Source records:

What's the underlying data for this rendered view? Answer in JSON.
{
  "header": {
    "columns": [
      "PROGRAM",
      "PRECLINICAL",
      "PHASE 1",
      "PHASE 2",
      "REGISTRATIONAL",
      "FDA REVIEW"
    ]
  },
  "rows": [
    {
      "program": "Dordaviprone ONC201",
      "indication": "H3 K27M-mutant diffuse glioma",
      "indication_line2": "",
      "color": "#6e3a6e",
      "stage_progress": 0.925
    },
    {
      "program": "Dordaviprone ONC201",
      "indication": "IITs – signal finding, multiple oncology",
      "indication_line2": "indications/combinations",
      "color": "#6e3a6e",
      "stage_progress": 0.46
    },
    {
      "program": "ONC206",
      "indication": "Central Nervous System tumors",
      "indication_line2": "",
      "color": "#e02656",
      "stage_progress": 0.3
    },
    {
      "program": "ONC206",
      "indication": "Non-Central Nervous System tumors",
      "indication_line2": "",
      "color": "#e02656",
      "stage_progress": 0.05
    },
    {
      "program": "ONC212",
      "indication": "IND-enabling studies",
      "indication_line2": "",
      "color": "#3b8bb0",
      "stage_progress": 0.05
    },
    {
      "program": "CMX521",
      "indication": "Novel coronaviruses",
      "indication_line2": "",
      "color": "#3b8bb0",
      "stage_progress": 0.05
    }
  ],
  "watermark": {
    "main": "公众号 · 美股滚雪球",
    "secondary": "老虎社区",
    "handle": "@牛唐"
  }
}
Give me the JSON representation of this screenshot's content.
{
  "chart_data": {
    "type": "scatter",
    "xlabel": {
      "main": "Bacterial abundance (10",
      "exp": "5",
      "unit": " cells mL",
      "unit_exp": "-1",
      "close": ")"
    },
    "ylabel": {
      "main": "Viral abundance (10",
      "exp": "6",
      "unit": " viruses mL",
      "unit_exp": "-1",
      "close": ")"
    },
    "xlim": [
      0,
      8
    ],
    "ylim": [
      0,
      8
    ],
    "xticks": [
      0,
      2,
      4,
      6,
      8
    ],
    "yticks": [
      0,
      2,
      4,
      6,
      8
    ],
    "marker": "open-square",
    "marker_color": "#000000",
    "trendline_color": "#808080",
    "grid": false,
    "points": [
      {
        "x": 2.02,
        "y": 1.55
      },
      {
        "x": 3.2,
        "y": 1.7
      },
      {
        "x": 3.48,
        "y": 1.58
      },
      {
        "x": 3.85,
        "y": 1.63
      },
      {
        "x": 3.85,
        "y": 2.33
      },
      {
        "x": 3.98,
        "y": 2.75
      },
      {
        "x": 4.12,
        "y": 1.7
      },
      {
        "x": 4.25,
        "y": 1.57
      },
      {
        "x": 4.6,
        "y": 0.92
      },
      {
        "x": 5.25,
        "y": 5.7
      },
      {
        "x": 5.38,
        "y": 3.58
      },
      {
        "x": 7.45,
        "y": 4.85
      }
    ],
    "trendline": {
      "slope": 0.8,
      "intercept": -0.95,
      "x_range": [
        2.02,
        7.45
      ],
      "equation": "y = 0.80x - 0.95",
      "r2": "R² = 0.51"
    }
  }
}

▸ What is needed: Figure out how many lines in the entries above contain "main". Write only that number.

▸ Exercise result: 3